Provided material:
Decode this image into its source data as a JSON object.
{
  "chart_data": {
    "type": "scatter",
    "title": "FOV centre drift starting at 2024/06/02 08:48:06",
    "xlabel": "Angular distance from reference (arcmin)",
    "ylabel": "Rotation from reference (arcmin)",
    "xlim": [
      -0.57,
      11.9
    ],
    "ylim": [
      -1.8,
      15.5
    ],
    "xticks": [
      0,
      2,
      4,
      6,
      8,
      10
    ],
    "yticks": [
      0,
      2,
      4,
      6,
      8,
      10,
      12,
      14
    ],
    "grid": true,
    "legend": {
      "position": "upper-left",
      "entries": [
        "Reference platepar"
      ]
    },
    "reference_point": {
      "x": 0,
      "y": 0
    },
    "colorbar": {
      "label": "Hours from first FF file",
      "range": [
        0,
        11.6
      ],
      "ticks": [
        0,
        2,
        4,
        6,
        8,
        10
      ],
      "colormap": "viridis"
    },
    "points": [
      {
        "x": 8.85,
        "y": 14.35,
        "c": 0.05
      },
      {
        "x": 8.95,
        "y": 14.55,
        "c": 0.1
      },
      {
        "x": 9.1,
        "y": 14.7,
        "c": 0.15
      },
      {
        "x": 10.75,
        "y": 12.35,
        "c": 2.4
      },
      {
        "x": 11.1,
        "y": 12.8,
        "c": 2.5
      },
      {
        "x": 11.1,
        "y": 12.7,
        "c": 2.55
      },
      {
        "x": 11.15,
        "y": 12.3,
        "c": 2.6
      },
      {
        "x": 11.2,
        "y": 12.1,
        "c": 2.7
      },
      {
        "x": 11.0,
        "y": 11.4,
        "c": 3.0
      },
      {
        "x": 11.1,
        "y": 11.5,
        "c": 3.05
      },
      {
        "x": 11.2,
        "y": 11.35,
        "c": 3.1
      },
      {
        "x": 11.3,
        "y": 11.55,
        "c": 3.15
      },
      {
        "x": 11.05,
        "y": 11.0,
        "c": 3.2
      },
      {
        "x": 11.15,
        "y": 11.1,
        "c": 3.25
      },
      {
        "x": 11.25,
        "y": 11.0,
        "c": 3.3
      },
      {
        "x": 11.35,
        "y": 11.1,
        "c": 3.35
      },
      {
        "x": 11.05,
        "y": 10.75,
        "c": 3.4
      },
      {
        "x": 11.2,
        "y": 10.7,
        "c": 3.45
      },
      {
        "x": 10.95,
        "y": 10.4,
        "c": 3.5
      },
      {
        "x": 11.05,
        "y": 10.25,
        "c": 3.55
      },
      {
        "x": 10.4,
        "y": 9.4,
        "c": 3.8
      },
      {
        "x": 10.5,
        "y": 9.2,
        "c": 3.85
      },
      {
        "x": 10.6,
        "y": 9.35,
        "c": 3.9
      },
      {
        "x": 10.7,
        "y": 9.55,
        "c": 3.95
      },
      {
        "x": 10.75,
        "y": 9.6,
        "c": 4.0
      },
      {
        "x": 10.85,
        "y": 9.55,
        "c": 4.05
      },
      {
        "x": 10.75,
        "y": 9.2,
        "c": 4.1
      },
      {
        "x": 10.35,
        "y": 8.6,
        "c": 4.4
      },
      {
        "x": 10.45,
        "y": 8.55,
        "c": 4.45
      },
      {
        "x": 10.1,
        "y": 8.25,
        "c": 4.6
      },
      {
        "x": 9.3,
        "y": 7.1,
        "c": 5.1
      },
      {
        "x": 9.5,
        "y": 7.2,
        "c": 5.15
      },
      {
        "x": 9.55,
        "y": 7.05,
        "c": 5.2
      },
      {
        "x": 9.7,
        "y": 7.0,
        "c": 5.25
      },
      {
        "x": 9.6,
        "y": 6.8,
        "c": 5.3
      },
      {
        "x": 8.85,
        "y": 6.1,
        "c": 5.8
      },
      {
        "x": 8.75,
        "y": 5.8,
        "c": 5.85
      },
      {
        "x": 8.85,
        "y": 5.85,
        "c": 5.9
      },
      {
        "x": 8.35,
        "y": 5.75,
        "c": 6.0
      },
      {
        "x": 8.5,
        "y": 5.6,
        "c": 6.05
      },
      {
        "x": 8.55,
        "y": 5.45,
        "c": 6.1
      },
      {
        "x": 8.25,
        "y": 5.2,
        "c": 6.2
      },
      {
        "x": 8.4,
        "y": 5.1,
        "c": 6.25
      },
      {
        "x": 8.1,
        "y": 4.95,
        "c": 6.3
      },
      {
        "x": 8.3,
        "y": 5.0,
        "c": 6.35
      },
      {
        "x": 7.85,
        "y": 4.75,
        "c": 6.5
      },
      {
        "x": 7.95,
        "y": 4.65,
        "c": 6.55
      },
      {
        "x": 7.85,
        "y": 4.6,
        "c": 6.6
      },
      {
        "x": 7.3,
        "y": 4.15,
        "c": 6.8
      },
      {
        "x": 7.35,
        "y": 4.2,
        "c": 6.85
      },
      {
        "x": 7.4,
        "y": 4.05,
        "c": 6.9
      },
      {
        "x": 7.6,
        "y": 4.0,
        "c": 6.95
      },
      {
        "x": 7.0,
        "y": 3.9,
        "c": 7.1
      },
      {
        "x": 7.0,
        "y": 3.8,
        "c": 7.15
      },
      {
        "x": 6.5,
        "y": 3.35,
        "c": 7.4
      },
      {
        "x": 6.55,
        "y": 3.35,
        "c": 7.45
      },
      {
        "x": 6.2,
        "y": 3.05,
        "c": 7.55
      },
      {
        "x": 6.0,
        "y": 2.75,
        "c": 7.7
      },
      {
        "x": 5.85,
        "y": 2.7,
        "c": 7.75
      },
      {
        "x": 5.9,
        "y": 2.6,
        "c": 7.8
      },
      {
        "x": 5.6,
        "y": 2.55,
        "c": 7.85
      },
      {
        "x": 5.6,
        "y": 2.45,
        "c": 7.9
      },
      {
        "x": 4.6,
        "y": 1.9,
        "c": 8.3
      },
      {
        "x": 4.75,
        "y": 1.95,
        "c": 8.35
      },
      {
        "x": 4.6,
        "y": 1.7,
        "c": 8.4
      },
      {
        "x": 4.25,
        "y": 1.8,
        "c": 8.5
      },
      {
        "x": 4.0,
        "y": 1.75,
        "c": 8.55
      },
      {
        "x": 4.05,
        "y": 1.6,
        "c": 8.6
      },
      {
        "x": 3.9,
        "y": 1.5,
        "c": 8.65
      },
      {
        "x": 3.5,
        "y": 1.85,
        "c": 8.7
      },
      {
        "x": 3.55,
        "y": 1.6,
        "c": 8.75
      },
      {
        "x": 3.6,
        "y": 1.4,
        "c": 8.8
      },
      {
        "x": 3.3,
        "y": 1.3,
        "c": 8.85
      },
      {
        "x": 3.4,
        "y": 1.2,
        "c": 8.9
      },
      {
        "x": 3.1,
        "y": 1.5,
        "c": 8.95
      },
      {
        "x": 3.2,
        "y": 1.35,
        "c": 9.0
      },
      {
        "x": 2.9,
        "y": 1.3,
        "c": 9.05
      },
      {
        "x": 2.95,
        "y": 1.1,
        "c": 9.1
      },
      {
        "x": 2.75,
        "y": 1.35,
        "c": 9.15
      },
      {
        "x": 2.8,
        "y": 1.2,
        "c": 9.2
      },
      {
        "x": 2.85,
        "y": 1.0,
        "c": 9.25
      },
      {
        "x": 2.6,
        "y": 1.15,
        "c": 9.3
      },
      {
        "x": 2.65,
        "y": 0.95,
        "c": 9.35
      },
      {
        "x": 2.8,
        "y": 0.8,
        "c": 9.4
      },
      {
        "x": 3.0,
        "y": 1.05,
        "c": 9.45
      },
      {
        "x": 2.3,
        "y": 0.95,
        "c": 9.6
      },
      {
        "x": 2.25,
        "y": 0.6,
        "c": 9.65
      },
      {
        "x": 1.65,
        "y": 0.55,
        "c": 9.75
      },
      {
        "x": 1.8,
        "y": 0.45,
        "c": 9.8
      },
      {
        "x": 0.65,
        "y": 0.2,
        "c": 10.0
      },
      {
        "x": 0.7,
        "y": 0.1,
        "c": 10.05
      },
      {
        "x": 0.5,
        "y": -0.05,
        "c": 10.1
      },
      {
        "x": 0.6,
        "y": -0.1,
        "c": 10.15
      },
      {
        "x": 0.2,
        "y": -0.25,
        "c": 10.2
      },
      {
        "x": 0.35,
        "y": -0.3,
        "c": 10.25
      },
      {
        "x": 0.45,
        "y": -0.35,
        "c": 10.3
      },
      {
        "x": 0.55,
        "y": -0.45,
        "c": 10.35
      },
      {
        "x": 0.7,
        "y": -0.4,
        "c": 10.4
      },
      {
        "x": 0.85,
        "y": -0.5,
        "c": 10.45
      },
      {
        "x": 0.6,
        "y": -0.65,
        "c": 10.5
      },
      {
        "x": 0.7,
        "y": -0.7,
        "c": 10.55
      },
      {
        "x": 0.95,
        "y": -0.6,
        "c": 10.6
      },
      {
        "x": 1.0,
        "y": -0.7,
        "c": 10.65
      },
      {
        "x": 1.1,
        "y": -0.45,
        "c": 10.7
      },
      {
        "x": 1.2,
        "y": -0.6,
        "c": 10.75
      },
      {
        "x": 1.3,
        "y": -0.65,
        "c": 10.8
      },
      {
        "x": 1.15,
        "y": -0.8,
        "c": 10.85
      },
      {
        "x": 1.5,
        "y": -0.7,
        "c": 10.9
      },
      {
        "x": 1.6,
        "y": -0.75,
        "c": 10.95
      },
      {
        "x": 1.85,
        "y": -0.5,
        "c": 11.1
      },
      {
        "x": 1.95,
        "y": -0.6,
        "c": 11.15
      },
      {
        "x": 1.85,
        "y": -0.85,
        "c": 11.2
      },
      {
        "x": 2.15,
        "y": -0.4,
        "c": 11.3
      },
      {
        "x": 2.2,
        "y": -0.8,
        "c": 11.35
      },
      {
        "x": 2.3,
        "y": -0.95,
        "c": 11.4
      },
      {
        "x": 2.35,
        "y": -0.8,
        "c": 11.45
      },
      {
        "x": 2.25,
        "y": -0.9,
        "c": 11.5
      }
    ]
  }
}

Directions for this task:
Check each line of the data above for the word "arcmin" and say how many lines contain it, giving nothing besides the number.

Exercise output:
2